- Collected data
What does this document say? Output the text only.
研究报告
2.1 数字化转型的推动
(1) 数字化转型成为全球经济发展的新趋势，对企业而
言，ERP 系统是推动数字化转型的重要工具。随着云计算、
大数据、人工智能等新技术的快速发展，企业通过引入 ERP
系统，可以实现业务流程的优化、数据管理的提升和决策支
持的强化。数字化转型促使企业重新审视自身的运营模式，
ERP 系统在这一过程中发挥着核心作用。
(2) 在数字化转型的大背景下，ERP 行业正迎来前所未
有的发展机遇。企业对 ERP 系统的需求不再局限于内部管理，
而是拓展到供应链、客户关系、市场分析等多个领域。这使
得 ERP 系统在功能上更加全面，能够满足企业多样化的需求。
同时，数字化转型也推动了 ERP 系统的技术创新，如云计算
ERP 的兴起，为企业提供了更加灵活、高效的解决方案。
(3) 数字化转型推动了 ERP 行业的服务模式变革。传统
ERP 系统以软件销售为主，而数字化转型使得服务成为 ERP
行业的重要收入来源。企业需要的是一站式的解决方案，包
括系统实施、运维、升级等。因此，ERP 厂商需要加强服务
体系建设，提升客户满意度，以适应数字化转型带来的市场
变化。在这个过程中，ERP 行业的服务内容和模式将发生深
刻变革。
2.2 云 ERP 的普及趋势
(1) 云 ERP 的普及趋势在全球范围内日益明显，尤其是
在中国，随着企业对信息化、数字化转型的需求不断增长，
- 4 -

- Exercise requirements
Every line above should be written out again exactly as it stands.

- Solution to this problem
What does this document say? Output the text only.
研究报告
2.1 数字化转型的推动
(1) 数字化转型成为全球经济发展的新趋势，对企业而
言，ERP 系统是推动数字化转型的重要工具。随着云计算、
大数据、人工智能等新技术的快速发展，企业通过引入 ERP
系统，可以实现业务流程的优化、数据管理的提升和决策支
持的强化。数字化转型促使企业重新审视自身的运营模式，
ERP 系统在这一过程中发挥着核心作用。
(2) 在数字化转型的大背景下，ERP 行业正迎来前所未
有的发展机遇。企业对 ERP 系统的需求不再局限于内部管理，
而是拓展到供应链、客户关系、市场分析等多个领域。这使
得 ERP 系统在功能上更加全面，能够满足企业多样化的需求。
同时，数字化转型也推动了 ERP 系统的技术创新，如云计算
ERP 的兴起，为企业提供了更加灵活、高效的解决方案。
(3) 数字化转型推动了 ERP 行业的服务模式变革。传统
ERP 系统以软件销售为主，而数字化转型使得服务成为 ERP
行业的重要收入来源。企业需要的是一站式的解决方案，包
括系统实施、运维、升级等。因此，ERP 厂商需要加强服务
体系建设，提升客户满意度，以适应数字化转型带来的市场
变化。在这个过程中，ERP 行业的服务内容和模式将发生深
刻变革。
2.2 云 ERP 的普及趋势
(1) 云 ERP 的普及趋势在全球范围内日益明显，尤其是
在中国，随着企业对信息化、数字化转型的需求不断增长，
- 4 -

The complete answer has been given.